### Your objective
Leave out the pictures and copy the remaining records exactly.

### Input
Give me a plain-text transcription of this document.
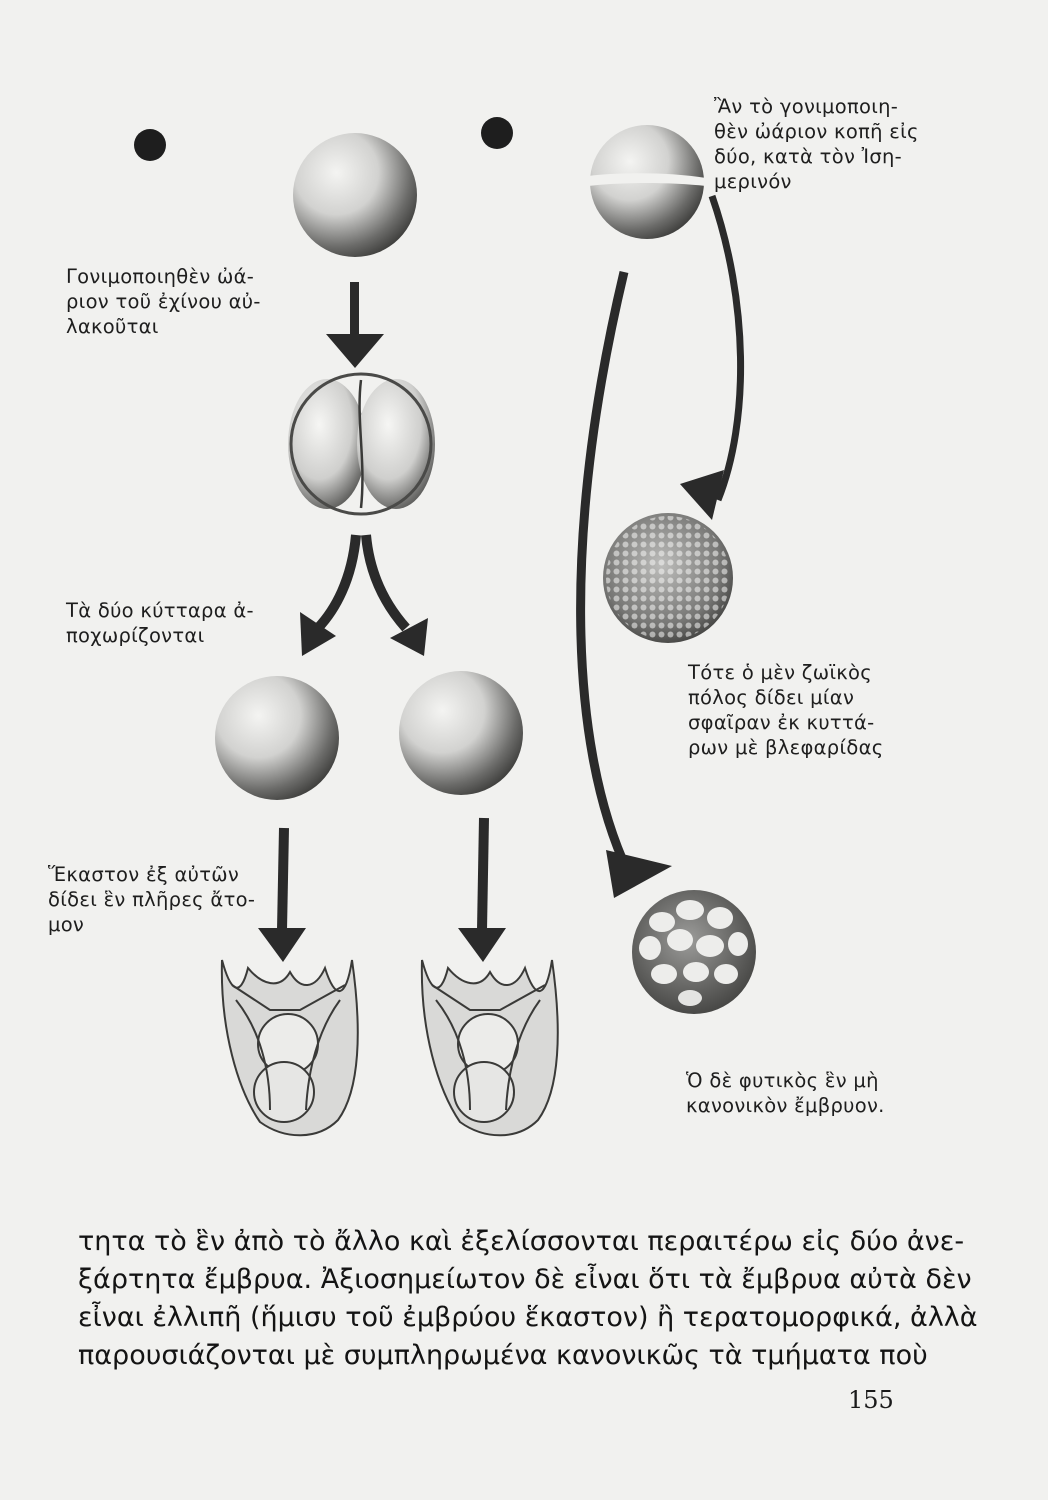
Ἂν τὸ γονιμοποιη-
θὲν ὠάριον κοπῆ εἰς
δύο, κατὰ τὸν Ἰση-
μερινόν
Γονιμοποιηθὲν ὠά-
ριον τοῦ ἐχίνου αὐ-
λακοῦται
Τὰ δύο κύτταρα ἀ-
ποχωρίζονται
Τότε ὁ μὲν ζωϊκὸς
πόλος δίδει μίαν
σφαῖραν ἐκ κυττά-
ρων μὲ βλεφαρίδας
Ἕκαστον ἐξ αὐτῶν
δίδει ἓν πλῆρες ἄτο-
μον
Ὁ δὲ φυτικὸς ἓν μὴ
κανονικὸν ἔμβρυον.
τητα τὸ ἓν ἀπὸ τὸ ἄλλο καὶ ἐξελίσσονται περαιτέρω εἰς δύο ἀνε-
ξάρτητα ἔμβρυα. Ἀξιοσημείωτον δὲ εἶναι ὅτι τὰ ἔμβρυα αὐτὰ δὲν
εἶναι ἐλλιπῆ (ἥμισυ τοῦ ἐμβρύου ἕκαστον) ἢ τερατομορφικά, ἀλλὰ
παρουσιάζονται μὲ συμπληρωμένα κανονικῶς τὰ τμήματα ποὺ
155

### Exercise answer
Give me a plain-text transcription of this document.
Ἂν τὸ γονιμοποιη-
θὲν ὠάριον κοπῆ εἰς
δύο, κατὰ τὸν Ἰση-
μερινόν
Γονιμοποιηθὲν ὠά-
ριον τοῦ ἐχίνου αὐ-
λακοῦται
Τὰ δύο κύτταρα ἀ-
ποχωρίζονται
Τότε ὁ μὲν ζωϊκὸς
πόλος δίδει μίαν
σφαῖραν ἐκ κυττά-
ρων μὲ βλεφαρίδας
Ἕκαστον ἐξ αὐτῶν
δίδει ἓν πλῆρες ἄτο-
μον
Ὁ δὲ φυτικὸς ἓν μὴ
κανονικὸν ἔμβρυον.
τητα τὸ ἓν ἀπὸ τὸ ἄλλο καὶ ἐξελίσσονται περαιτέρω εἰς δύο ἀνε-
ξάρτητα ἔμβρυα. Ἀξιοσημείωτον δὲ εἶναι ὅτι τὰ ἔμβρυα αὐτὰ δὲν
εἶναι ἐλλιπῆ (ἥμισυ τοῦ ἐμβρύου ἕκαστον) ἢ τερατομορφικά, ἀλλὰ
παρουσιάζονται μὲ συμπληρωμένα κανονικῶς τὰ τμήματα ποὺ
155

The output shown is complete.